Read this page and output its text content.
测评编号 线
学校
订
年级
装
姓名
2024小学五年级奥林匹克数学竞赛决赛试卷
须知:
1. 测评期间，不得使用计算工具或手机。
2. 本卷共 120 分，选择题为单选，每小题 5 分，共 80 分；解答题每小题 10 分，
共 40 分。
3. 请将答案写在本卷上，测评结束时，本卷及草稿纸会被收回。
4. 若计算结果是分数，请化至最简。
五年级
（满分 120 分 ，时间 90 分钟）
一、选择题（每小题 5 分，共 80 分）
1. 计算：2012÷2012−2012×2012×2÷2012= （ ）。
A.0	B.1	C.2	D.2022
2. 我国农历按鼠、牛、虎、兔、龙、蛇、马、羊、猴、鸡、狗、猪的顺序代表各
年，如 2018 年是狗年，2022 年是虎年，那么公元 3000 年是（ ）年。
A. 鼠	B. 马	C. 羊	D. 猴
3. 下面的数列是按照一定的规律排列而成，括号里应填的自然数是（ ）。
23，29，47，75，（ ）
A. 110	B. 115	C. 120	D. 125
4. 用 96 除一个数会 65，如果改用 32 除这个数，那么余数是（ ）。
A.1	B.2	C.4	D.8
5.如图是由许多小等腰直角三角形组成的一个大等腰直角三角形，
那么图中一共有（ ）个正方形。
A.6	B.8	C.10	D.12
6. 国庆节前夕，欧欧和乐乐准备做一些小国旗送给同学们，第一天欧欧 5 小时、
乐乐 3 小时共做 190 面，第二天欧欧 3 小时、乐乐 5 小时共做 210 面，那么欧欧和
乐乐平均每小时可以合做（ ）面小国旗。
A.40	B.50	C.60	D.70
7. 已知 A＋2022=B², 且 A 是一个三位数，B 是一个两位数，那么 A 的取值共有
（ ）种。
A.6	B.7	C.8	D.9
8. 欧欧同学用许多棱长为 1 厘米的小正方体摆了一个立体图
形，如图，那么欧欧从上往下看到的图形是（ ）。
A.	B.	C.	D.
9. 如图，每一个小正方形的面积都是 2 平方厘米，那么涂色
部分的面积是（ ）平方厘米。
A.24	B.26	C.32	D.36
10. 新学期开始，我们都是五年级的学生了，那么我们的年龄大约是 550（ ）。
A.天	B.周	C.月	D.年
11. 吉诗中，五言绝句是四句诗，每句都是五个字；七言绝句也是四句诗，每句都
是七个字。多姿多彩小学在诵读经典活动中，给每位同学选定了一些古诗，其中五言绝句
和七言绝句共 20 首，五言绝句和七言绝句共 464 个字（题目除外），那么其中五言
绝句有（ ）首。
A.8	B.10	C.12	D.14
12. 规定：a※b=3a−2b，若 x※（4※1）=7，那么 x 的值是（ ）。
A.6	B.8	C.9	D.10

▶ What the task requires: Pick out the lines above that hold the string "平方厘米" and show them.

▶ The output:
9. 如图，每一个小正方形的面积都是 2 平方厘米，那么涂色
部分的面积是（ ）平方厘米。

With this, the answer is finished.